PROBLEM STATEMENT:
Copy out exactly each line from the line with "Read this page and output its text content." through the last line of the material below.

SUPPLIED MATERIAL:
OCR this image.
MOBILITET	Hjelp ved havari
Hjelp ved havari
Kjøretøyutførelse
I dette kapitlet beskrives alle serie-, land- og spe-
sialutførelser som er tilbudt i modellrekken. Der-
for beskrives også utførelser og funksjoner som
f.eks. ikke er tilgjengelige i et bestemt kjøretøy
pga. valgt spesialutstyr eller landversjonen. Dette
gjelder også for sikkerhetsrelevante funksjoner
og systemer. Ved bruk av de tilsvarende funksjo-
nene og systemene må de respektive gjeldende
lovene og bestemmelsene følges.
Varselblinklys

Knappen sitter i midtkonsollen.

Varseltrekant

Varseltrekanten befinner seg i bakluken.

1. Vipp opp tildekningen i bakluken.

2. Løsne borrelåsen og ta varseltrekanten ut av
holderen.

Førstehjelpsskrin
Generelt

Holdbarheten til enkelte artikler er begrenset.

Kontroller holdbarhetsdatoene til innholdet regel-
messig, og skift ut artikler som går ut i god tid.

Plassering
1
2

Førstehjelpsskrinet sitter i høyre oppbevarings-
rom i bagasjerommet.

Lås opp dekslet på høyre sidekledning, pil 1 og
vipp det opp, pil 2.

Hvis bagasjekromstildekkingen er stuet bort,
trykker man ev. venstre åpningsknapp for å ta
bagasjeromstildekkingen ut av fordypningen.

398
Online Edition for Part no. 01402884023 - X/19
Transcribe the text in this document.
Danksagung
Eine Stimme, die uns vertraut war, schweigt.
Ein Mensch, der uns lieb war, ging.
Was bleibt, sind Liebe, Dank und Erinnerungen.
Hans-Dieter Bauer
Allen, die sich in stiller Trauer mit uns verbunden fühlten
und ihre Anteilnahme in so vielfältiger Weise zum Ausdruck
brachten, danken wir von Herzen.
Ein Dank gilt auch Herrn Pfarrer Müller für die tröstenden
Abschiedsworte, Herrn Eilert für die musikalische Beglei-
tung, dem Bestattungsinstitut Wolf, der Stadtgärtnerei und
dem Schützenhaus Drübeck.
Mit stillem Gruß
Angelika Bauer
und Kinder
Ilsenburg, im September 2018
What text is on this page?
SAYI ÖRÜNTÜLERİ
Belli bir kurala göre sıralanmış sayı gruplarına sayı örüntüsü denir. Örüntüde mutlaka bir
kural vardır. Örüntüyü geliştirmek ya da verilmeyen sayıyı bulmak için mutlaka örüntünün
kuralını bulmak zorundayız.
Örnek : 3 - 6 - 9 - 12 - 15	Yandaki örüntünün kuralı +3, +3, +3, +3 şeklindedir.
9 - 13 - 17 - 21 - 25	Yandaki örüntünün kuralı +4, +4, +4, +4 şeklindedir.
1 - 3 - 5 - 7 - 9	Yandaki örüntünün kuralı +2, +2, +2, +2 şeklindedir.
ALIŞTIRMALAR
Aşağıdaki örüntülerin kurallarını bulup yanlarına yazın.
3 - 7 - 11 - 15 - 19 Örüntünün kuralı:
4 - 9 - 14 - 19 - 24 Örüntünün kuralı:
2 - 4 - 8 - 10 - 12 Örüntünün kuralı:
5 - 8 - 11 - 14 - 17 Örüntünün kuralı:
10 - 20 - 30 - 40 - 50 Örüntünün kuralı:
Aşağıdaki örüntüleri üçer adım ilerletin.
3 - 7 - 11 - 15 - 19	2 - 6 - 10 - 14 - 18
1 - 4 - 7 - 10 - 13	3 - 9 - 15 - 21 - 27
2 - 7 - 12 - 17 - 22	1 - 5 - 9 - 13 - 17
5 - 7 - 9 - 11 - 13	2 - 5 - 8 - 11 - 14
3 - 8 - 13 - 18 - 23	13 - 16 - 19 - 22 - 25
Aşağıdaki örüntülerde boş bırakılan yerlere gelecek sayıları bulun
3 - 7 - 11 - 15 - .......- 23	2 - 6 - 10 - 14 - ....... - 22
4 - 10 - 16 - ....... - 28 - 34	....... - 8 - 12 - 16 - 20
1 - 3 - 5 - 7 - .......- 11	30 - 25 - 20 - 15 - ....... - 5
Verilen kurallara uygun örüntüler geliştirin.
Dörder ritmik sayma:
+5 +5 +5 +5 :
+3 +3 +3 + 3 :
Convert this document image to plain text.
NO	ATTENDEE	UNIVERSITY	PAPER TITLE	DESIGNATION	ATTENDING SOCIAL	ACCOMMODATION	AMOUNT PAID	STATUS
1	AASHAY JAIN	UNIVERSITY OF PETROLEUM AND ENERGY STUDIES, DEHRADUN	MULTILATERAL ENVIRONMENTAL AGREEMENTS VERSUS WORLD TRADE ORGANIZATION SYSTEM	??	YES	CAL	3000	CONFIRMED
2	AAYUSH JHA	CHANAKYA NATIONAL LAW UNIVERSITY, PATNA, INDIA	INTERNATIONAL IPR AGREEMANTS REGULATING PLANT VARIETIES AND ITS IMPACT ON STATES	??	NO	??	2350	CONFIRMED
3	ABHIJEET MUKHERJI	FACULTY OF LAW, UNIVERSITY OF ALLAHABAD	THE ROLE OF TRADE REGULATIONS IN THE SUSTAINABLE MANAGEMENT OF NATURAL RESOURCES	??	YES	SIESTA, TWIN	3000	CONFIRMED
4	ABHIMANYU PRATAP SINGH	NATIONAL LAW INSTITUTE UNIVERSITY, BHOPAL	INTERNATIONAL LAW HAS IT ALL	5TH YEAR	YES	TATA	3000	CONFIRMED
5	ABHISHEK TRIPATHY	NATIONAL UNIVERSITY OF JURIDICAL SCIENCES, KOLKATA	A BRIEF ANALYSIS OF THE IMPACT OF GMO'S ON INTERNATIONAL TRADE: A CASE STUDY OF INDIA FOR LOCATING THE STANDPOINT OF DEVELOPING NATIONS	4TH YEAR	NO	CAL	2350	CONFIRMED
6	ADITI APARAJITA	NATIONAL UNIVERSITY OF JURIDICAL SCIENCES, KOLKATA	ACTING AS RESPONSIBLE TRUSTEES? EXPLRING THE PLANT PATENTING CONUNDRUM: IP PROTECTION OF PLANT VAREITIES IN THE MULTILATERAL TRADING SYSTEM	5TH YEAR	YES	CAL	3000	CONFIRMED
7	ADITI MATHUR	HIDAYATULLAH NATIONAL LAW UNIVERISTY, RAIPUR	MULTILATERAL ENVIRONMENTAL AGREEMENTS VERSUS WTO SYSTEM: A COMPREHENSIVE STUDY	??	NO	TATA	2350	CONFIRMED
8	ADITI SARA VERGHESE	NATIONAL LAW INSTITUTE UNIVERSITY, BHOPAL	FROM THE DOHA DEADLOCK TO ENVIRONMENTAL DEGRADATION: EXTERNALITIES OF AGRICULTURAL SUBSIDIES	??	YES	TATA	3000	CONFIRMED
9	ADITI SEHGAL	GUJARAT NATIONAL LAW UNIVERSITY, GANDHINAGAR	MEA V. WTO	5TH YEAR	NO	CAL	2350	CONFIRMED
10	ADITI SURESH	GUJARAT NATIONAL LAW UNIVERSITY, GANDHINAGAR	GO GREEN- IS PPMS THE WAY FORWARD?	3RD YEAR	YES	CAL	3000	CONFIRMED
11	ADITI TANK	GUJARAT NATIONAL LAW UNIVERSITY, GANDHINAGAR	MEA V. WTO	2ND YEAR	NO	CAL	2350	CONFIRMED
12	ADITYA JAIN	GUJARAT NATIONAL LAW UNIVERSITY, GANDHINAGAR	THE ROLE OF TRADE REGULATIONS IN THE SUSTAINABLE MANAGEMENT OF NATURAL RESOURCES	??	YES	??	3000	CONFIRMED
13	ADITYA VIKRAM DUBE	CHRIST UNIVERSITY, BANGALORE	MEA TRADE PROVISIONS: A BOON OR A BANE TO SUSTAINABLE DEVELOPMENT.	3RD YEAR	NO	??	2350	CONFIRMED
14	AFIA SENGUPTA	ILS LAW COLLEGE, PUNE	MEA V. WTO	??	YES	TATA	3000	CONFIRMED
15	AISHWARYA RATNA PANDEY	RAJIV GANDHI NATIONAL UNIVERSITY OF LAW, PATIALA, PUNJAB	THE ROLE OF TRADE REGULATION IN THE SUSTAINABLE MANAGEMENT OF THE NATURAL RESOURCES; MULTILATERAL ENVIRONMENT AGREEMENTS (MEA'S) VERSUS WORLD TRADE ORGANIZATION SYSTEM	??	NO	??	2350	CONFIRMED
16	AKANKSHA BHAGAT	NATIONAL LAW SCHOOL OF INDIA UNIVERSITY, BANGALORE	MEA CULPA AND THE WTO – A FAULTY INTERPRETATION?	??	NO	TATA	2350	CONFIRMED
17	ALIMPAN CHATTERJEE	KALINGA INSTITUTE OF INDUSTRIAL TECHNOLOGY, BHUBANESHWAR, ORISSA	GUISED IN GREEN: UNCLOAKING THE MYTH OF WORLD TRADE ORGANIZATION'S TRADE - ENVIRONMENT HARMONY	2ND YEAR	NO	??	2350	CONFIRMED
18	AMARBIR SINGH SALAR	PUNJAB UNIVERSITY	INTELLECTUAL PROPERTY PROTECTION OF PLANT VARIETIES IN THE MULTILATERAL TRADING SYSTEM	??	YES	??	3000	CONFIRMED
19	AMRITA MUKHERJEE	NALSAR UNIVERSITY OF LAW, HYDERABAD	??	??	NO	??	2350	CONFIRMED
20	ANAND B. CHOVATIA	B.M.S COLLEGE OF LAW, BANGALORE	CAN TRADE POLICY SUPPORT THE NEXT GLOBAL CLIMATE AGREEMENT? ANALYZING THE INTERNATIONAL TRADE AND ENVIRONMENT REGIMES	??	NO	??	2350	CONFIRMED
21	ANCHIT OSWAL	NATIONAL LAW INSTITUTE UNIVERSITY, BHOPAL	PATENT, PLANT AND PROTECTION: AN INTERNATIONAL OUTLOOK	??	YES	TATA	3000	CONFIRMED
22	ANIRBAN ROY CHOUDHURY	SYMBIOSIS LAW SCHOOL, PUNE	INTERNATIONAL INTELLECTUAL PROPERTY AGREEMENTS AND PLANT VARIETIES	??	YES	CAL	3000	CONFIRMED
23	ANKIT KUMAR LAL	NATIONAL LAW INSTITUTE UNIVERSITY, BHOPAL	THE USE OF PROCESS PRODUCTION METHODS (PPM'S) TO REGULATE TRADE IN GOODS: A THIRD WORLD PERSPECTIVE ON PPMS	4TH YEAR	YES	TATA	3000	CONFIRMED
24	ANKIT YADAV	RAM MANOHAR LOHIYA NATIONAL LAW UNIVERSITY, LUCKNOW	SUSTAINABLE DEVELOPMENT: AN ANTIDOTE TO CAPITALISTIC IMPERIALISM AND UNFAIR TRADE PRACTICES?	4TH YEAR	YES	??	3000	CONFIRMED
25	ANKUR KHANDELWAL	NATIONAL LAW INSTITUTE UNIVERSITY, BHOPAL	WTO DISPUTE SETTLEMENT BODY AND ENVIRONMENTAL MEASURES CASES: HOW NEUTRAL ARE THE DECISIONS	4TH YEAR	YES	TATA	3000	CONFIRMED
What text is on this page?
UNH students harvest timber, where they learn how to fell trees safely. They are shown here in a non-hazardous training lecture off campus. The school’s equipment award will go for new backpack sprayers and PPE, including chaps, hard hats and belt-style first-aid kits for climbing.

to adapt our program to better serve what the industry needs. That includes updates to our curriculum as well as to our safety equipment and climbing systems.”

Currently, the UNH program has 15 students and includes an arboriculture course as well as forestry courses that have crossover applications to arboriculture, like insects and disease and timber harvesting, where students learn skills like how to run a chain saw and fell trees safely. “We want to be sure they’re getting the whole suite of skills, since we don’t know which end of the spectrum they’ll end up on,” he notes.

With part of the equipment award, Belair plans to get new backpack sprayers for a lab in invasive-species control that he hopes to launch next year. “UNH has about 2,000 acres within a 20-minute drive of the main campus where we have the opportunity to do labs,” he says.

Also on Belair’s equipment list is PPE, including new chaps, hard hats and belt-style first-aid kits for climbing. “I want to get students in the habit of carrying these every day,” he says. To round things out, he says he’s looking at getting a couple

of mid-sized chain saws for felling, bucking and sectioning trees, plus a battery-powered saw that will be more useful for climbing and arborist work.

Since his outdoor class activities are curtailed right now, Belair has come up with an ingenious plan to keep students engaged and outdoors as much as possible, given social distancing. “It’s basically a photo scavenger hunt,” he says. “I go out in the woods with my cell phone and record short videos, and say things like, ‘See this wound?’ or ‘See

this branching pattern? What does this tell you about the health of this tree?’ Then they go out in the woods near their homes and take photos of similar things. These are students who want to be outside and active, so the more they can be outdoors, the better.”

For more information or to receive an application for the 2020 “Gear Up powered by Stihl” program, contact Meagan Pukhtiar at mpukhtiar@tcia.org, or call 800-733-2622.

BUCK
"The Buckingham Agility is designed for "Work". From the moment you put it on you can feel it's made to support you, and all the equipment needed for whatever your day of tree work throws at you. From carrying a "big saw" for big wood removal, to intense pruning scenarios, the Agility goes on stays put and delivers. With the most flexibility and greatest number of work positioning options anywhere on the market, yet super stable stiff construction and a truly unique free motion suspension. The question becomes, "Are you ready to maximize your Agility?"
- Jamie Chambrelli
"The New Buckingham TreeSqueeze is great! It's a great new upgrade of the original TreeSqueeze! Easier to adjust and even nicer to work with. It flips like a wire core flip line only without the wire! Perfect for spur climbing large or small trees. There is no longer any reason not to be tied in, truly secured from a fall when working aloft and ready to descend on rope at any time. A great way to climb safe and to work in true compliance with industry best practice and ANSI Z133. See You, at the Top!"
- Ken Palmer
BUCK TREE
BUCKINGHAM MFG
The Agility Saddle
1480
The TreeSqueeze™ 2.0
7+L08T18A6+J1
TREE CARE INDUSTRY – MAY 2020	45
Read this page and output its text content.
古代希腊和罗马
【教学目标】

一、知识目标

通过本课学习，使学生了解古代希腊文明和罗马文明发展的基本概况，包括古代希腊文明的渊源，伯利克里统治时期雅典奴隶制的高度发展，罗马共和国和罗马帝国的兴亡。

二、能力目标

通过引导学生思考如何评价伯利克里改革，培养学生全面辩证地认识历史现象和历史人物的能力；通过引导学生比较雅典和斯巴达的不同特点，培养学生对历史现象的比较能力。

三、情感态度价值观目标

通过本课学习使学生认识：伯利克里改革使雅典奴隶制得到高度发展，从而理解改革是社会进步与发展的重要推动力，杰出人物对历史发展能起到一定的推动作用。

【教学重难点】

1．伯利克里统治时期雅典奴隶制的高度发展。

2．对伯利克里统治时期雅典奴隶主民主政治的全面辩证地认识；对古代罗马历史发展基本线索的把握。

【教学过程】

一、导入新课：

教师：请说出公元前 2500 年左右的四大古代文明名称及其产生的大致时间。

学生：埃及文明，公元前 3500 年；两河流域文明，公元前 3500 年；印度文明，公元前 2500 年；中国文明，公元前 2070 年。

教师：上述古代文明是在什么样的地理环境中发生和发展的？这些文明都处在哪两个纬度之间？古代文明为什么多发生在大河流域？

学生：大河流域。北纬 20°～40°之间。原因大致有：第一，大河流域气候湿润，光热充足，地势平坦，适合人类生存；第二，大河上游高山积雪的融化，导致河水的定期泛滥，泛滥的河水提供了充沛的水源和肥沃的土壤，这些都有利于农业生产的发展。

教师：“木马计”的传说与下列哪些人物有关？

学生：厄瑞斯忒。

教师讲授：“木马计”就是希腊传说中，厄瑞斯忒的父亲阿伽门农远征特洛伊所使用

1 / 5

REPLY:
Read this page and output its text content.
古代希腊和罗马
【教学目标】

一、知识目标

通过本课学习，使学生了解古代希腊文明和罗马文明发展的基本概况，包括古代希腊文明的渊源，伯利克里统治时期雅典奴隶制的高度发展，罗马共和国和罗马帝国的兴亡。

二、能力目标

通过引导学生思考如何评价伯利克里改革，培养学生全面辩证地认识历史现象和历史人物的能力；通过引导学生比较雅典和斯巴达的不同特点，培养学生对历史现象的比较能力。

三、情感态度价值观目标

通过本课学习使学生认识：伯利克里改革使雅典奴隶制得到高度发展，从而理解改革是社会进步与发展的重要推动力，杰出人物对历史发展能起到一定的推动作用。

【教学重难点】

1．伯利克里统治时期雅典奴隶制的高度发展。

2．对伯利克里统治时期雅典奴隶主民主政治的全面辩证地认识；对古代罗马历史发展基本线索的把握。

【教学过程】

一、导入新课：

教师：请说出公元前 2500 年左右的四大古代文明名称及其产生的大致时间。

学生：埃及文明，公元前 3500 年；两河流域文明，公元前 3500 年；印度文明，公元前 2500 年；中国文明，公元前 2070 年。

教师：上述古代文明是在什么样的地理环境中发生和发展的？这些文明都处在哪两个纬度之间？古代文明为什么多发生在大河流域？

学生：大河流域。北纬 20°～40°之间。原因大致有：第一，大河流域气候湿润，光热充足，地势平坦，适合人类生存；第二，大河上游高山积雪的融化，导致河水的定期泛滥，泛滥的河水提供了充沛的水源和肥沃的土壤，这些都有利于农业生产的发展。

教师：“木马计”的传说与下列哪些人物有关？

学生：厄瑞斯忒。

教师讲授：“木马计”就是希腊传说中，厄瑞斯忒的父亲阿伽门农远征特洛伊所使用

1 / 5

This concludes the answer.